▶ **Exercise details**
Copy out all of the data exactly as it appears.

A run of records
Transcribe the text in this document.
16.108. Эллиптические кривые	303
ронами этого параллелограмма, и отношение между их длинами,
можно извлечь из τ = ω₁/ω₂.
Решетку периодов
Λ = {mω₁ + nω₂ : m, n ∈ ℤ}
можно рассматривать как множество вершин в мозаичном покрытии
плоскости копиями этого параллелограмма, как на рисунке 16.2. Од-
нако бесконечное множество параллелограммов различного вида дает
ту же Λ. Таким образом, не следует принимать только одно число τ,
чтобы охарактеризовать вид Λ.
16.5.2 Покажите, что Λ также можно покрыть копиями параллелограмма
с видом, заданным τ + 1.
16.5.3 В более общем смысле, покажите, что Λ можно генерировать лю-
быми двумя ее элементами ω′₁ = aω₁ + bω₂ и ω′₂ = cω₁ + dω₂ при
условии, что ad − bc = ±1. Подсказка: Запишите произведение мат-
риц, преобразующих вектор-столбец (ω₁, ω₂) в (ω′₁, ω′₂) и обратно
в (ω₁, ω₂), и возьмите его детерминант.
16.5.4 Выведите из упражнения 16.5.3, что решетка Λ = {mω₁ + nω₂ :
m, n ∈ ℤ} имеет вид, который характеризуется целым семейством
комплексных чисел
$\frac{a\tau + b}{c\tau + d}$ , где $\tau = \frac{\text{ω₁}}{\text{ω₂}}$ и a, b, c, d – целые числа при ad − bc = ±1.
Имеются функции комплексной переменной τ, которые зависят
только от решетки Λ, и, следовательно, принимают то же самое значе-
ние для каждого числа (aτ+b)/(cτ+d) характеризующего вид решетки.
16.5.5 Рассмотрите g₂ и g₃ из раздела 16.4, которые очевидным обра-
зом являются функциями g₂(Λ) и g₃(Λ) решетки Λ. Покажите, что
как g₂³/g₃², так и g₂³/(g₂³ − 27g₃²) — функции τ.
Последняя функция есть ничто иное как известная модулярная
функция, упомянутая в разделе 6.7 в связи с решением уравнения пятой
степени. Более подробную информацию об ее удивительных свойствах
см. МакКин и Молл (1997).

▶ **Exercise answer**
Transcribe the text in this document.
16.108. Эллиптические кривые	303
ронами этого параллелограмма, и отношение между их длинами,
можно извлечь из τ = ω₁/ω₂.
Решетку периодов
Λ = {mω₁ + nω₂ : m, n ∈ ℤ}
можно рассматривать как множество вершин в мозаичном покрытии
плоскости копиями этого параллелограмма, как на рисунке 16.2. Од-
нако бесконечное множество параллелограммов различного вида дает
ту же Λ. Таким образом, не следует принимать только одно число τ,
чтобы охарактеризовать вид Λ.
16.5.2 Покажите, что Λ также можно покрыть копиями параллелограмма
с видом, заданным τ + 1.
16.5.3 В более общем смысле, покажите, что Λ можно генерировать лю-
быми двумя ее элементами ω′₁ = aω₁ + bω₂ и ω′₂ = cω₁ + dω₂ при
условии, что ad − bc = ±1. Подсказка: Запишите произведение мат-
риц, преобразующих вектор-столбец (ω₁, ω₂) в (ω′₁, ω′₂) и обратно
в (ω₁, ω₂), и возьмите его детерминант.
16.5.4 Выведите из упражнения 16.5.3, что решетка Λ = {mω₁ + nω₂ :
m, n ∈ ℤ} имеет вид, который характеризуется целым семейством
комплексных чисел
$\frac{a\tau + b}{c\tau + d}$ , где $\tau = \frac{\text{ω₁}}{\text{ω₂}}$ и a, b, c, d – целые числа при ad − bc = ±1.
Имеются функции комплексной переменной τ, которые зависят
только от решетки Λ, и, следовательно, принимают то же самое значе-
ние для каждого числа (aτ+b)/(cτ+d) характеризующего вид решетки.
16.5.5 Рассмотрите g₂ и g₃ из раздела 16.4, которые очевидным обра-
зом являются функциями g₂(Λ) и g₃(Λ) решетки Λ. Покажите, что
как g₂³/g₃², так и g₂³/(g₂³ − 27g₃²) — функции τ.
Последняя функция есть ничто иное как известная модулярная
функция, упомянутая в разделе 6.7 в связи с решением уравнения пятой
степени. Более подробную информацию об ее удивительных свойствах
см. МакКин и Молл (1997).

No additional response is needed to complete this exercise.